GOAL OF THE EXERCISE = Find all the lines with "your" and gather them.

··· EXCERPTED RECORDS ···

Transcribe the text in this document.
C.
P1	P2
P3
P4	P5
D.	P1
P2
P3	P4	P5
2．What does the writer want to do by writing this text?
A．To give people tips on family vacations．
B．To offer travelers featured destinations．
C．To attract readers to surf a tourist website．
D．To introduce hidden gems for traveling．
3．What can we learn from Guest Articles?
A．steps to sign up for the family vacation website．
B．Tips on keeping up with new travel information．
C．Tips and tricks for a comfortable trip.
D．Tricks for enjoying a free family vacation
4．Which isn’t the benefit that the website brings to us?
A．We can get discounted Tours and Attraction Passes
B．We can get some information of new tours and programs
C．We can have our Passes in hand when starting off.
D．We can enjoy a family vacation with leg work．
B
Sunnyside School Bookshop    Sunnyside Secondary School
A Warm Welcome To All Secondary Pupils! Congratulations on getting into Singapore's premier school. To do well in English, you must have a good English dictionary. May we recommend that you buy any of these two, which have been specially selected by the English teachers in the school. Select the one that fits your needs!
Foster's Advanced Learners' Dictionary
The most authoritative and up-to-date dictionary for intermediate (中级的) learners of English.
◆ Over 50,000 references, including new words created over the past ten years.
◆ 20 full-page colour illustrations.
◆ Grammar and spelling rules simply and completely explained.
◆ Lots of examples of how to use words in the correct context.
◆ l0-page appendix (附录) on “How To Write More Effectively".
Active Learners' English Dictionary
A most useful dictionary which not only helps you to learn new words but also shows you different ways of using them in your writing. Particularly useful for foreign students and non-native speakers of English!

···
··· EXCERPTED RECORDS ···

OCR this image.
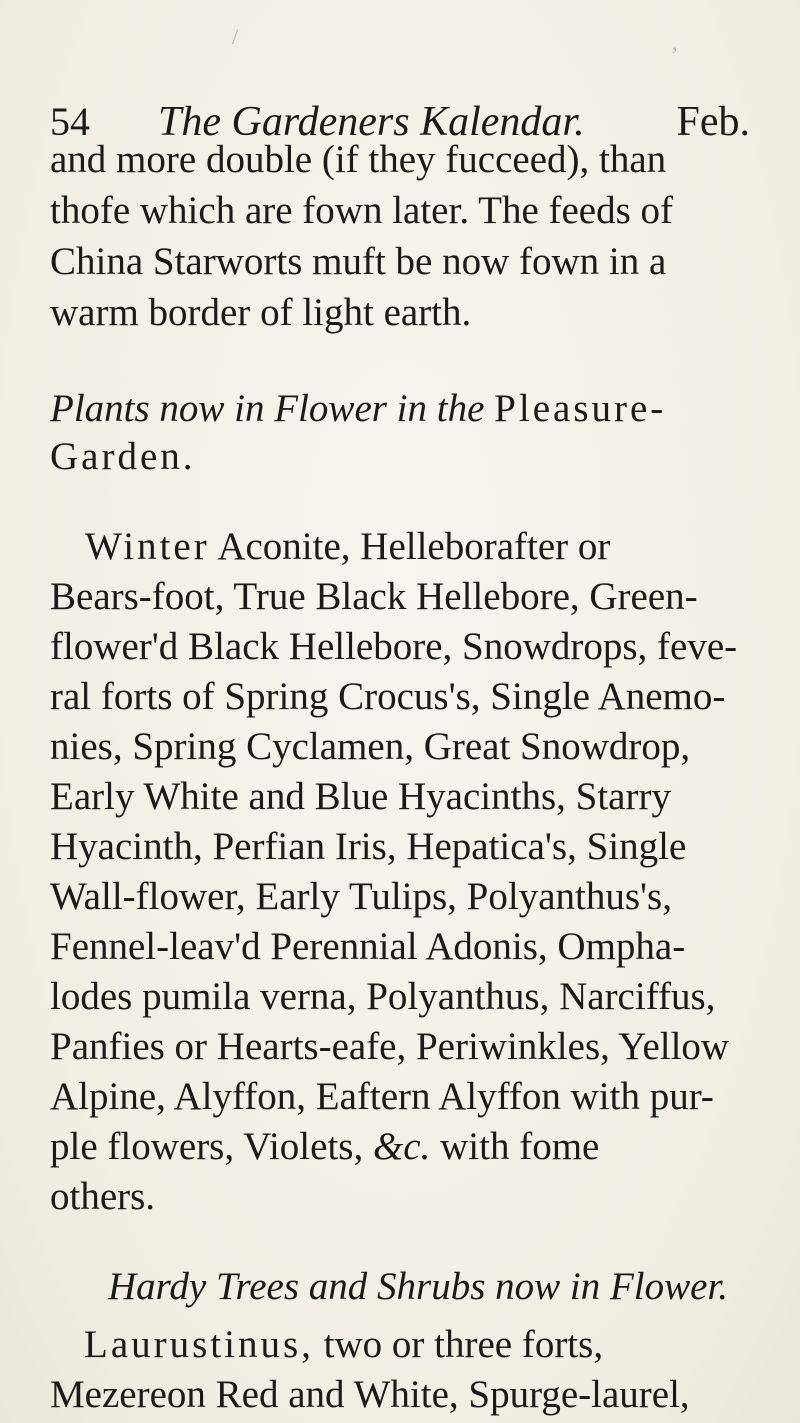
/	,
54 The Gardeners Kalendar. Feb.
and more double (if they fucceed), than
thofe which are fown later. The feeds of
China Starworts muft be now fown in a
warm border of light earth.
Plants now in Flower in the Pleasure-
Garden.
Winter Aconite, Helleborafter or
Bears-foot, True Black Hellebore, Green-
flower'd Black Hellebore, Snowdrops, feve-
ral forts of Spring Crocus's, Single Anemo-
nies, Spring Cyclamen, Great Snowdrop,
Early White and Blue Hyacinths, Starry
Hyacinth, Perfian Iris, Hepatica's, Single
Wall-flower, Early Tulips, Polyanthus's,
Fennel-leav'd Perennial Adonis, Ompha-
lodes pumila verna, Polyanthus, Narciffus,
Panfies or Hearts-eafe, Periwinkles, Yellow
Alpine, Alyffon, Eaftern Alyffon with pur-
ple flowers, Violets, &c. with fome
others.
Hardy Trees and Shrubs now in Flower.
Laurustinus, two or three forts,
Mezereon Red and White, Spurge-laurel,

···

SOLUTION TO THIS PROBLEM =
A Warm Welcome To All Secondary Pupils! Congratulations on getting into Singapore's premier school. To do well in English, you must have a good English dictionary. May we recommend that you buy any of these two, which have been specially selected by the English teachers in the school. Select the one that fits your needs!
A most useful dictionary which not only helps you to learn new words but also shows you different ways of using them in your writing. Particularly useful for foreign students and non-native speakers of English!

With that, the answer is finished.